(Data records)
******

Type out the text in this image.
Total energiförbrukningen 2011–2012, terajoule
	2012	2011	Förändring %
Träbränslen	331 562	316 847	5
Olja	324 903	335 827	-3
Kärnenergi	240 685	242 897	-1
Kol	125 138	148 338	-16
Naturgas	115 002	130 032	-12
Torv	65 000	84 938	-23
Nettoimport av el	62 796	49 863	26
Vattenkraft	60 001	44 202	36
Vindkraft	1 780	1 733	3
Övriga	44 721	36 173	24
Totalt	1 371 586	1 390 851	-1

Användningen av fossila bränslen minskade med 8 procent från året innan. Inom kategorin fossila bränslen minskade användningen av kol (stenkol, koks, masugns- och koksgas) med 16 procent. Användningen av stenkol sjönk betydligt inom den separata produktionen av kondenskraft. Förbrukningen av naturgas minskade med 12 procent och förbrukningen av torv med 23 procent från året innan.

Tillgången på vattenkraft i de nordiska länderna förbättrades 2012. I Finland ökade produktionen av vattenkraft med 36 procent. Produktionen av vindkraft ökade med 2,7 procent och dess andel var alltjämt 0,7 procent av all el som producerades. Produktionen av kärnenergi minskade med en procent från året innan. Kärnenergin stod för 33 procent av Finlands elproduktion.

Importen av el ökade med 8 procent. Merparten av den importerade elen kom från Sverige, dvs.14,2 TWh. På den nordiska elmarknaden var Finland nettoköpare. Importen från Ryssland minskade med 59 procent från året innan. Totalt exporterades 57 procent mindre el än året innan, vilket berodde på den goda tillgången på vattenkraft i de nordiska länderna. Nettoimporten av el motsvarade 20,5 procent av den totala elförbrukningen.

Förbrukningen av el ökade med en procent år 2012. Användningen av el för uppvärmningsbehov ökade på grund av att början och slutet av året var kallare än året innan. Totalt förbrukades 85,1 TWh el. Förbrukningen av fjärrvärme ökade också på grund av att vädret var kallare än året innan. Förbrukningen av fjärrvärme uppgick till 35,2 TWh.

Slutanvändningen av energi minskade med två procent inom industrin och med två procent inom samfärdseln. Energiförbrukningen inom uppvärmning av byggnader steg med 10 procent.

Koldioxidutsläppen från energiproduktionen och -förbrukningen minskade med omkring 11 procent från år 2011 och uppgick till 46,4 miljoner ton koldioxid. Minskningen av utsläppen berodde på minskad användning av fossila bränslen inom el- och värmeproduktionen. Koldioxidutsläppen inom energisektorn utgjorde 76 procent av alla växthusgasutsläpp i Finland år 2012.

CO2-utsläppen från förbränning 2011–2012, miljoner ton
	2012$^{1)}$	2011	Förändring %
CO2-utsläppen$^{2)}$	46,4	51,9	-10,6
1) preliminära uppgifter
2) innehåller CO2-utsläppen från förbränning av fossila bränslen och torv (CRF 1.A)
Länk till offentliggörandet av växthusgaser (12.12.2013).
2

******

**EXERCISE DESCRIPTION**: Return all of the entries exactly as they were supplied.

**CORRECT RESULT**:
Type out the text in this image.
Total energiförbrukningen 2011–2012, terajoule
	2012	2011	Förändring %
Träbränslen	331 562	316 847	5
Olja	324 903	335 827	-3
Kärnenergi	240 685	242 897	-1
Kol	125 138	148 338	-16
Naturgas	115 002	130 032	-12
Torv	65 000	84 938	-23
Nettoimport av el	62 796	49 863	26
Vattenkraft	60 001	44 202	36
Vindkraft	1 780	1 733	3
Övriga	44 721	36 173	24
Totalt	1 371 586	1 390 851	-1

Användningen av fossila bränslen minskade med 8 procent från året innan. Inom kategorin fossila bränslen minskade användningen av kol (stenkol, koks, masugns- och koksgas) med 16 procent. Användningen av stenkol sjönk betydligt inom den separata produktionen av kondenskraft. Förbrukningen av naturgas minskade med 12 procent och förbrukningen av torv med 23 procent från året innan.

Tillgången på vattenkraft i de nordiska länderna förbättrades 2012. I Finland ökade produktionen av vattenkraft med 36 procent. Produktionen av vindkraft ökade med 2,7 procent och dess andel var alltjämt 0,7 procent av all el som producerades. Produktionen av kärnenergi minskade med en procent från året innan. Kärnenergin stod för 33 procent av Finlands elproduktion.

Importen av el ökade med 8 procent. Merparten av den importerade elen kom från Sverige, dvs.14,2 TWh. På den nordiska elmarknaden var Finland nettoköpare. Importen från Ryssland minskade med 59 procent från året innan. Totalt exporterades 57 procent mindre el än året innan, vilket berodde på den goda tillgången på vattenkraft i de nordiska länderna. Nettoimporten av el motsvarade 20,5 procent av den totala elförbrukningen.

Förbrukningen av el ökade med en procent år 2012. Användningen av el för uppvärmningsbehov ökade på grund av att början och slutet av året var kallare än året innan. Totalt förbrukades 85,1 TWh el. Förbrukningen av fjärrvärme ökade också på grund av att vädret var kallare än året innan. Förbrukningen av fjärrvärme uppgick till 35,2 TWh.

Slutanvändningen av energi minskade med två procent inom industrin och med två procent inom samfärdseln. Energiförbrukningen inom uppvärmning av byggnader steg med 10 procent.

Koldioxidutsläppen från energiproduktionen och -förbrukningen minskade med omkring 11 procent från år 2011 och uppgick till 46,4 miljoner ton koldioxid. Minskningen av utsläppen berodde på minskad användning av fossila bränslen inom el- och värmeproduktionen. Koldioxidutsläppen inom energisektorn utgjorde 76 procent av alla växthusgasutsläpp i Finland år 2012.

CO2-utsläppen från förbränning 2011–2012, miljoner ton
	2012$^{1)}$	2011	Förändring %
CO2-utsläppen$^{2)}$	46,4	51,9	-10,6
1) preliminära uppgifter
2) innehåller CO2-utsläppen från förbränning av fossila bränslen och torv (CRF 1.A)
Länk till offentliggörandet av växthusgaser (12.12.2013).
2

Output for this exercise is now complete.